What you need to do: Give the material again in full, matching it exactly.

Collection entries
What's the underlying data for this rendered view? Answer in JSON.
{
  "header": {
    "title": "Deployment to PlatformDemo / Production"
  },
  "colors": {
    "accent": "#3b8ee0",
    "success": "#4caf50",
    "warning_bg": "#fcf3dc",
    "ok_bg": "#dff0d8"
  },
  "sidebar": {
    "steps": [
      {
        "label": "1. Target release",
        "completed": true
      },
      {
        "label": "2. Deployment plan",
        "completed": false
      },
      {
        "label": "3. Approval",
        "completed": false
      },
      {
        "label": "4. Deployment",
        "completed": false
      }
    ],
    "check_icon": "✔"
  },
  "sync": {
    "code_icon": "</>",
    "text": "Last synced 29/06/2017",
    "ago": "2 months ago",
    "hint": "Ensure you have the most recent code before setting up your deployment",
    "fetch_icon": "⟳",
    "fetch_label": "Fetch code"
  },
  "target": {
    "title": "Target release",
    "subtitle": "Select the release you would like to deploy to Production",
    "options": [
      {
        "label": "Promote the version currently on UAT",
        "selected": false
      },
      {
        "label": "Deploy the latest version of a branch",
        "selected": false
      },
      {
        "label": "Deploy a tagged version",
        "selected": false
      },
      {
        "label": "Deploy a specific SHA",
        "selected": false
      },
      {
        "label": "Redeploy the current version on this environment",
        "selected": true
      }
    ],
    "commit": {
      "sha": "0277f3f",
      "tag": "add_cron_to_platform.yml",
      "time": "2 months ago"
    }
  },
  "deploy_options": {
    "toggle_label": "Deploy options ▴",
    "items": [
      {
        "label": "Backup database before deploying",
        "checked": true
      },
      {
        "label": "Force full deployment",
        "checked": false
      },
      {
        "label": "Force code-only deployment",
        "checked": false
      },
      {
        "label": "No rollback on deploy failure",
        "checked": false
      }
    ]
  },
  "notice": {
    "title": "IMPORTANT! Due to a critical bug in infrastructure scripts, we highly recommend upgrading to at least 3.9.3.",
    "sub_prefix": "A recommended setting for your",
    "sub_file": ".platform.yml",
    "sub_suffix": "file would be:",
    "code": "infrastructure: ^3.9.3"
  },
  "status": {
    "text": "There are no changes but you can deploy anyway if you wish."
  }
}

Answer below:
What's the underlying data for this rendered view? Answer in JSON.
{
  "header": {
    "title": "Deployment to PlatformDemo / Production"
  },
  "colors": {
    "accent": "#3b8ee0",
    "success": "#4caf50",
    "warning_bg": "#fcf3dc",
    "ok_bg": "#dff0d8"
  },
  "sidebar": {
    "steps": [
      {
        "label": "1. Target release",
        "completed": true
      },
      {
        "label": "2. Deployment plan",
        "completed": false
      },
      {
        "label": "3. Approval",
        "completed": false
      },
      {
        "label": "4. Deployment",
        "completed": false
      }
    ],
    "check_icon": "✔"
  },
  "sync": {
    "code_icon": "</>",
    "text": "Last synced 29/06/2017",
    "ago": "2 months ago",
    "hint": "Ensure you have the most recent code before setting up your deployment",
    "fetch_icon": "⟳",
    "fetch_label": "Fetch code"
  },
  "target": {
    "title": "Target release",
    "subtitle": "Select the release you would like to deploy to Production",
    "options": [
      {
        "label": "Promote the version currently on UAT",
        "selected": false
      },
      {
        "label": "Deploy the latest version of a branch",
        "selected": false
      },
      {
        "label": "Deploy a tagged version",
        "selected": false
      },
      {
        "label": "Deploy a specific SHA",
        "selected": false
      },
      {
        "label": "Redeploy the current version on this environment",
        "selected": true
      }
    ],
    "commit": {
      "sha": "0277f3f",
      "tag": "add_cron_to_platform.yml",
      "time": "2 months ago"
    }
  },
  "deploy_options": {
    "toggle_label": "Deploy options ▴",
    "items": [
      {
        "label": "Backup database before deploying",
        "checked": true
      },
      {
        "label": "Force full deployment",
        "checked": false
      },
      {
        "label": "Force code-only deployment",
        "checked": false
      },
      {
        "label": "No rollback on deploy failure",
        "checked": false
      }
    ]
  },
  "notice": {
    "title": "IMPORTANT! Due to a critical bug in infrastructure scripts, we highly recommend upgrading to at least 3.9.3.",
    "sub_prefix": "A recommended setting for your",
    "sub_file": ".platform.yml",
    "sub_suffix": "file would be:",
    "code": "infrastructure: ^3.9.3"
  },
  "status": {
    "text": "There are no changes but you can deploy anyway if you wish."
  }
}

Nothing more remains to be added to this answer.